(Goal of the exercise)
From the entries below, please gather each line containing the string "image".

(Stored data entries)
┄┄┄┄┄┄┄┄┄┄

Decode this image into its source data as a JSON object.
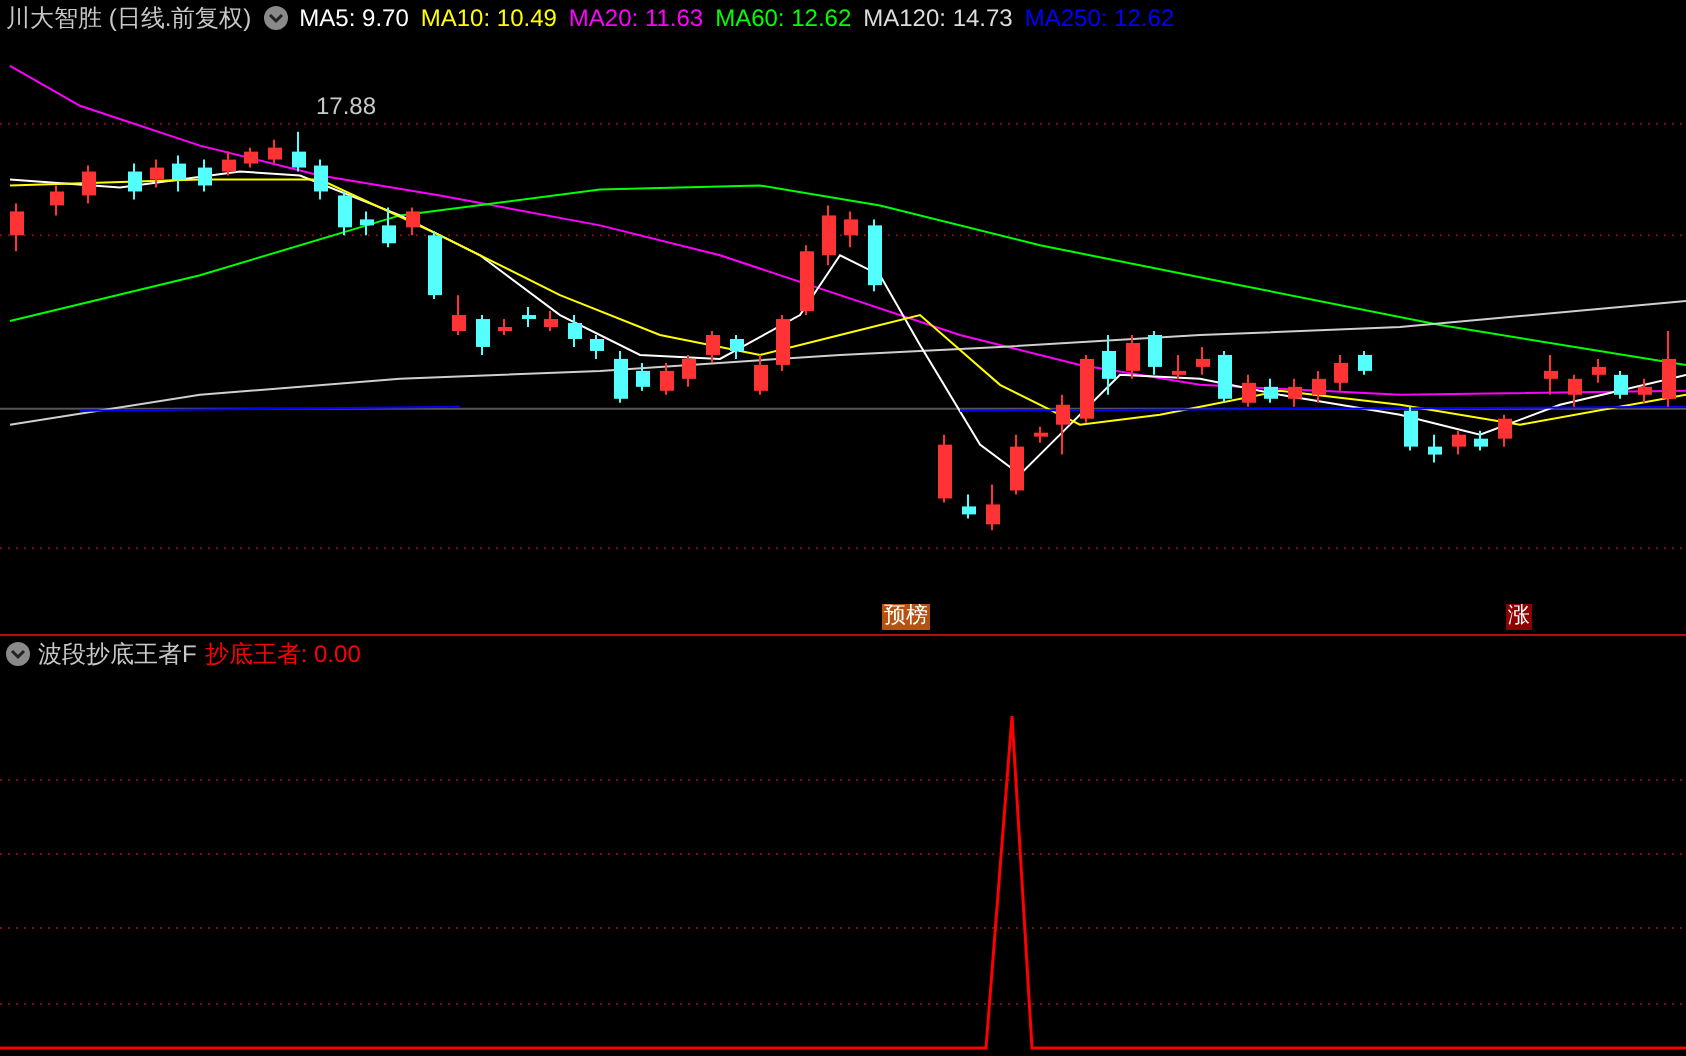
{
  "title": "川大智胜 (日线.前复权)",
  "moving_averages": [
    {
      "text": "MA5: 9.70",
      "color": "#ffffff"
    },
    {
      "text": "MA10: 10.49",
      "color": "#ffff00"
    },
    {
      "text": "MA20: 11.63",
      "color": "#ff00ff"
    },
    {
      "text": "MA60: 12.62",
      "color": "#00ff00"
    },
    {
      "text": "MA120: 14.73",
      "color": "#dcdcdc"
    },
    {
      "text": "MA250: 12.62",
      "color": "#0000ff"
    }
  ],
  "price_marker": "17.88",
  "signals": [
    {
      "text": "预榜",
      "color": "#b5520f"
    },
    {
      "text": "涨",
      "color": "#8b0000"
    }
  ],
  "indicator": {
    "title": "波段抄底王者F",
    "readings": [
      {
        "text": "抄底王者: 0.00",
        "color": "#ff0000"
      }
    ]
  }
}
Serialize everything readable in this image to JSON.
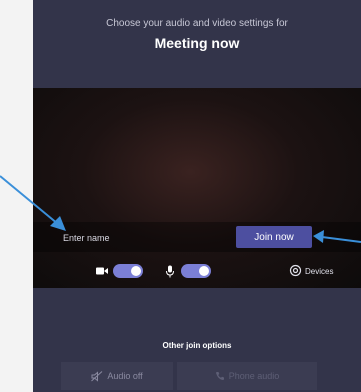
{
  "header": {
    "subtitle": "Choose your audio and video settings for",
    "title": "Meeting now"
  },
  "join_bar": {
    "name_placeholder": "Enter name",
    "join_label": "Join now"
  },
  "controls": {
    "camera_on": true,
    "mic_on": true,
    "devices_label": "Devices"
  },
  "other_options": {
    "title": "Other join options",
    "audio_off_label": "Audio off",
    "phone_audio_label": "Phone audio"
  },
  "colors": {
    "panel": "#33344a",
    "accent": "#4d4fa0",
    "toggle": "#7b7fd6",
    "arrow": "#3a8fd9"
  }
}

┄┄┄┄┄┄┄┄┄┄

(Response)
Decode this image into its source data as a JSON object.
Serialize everything readable in this image to JSON.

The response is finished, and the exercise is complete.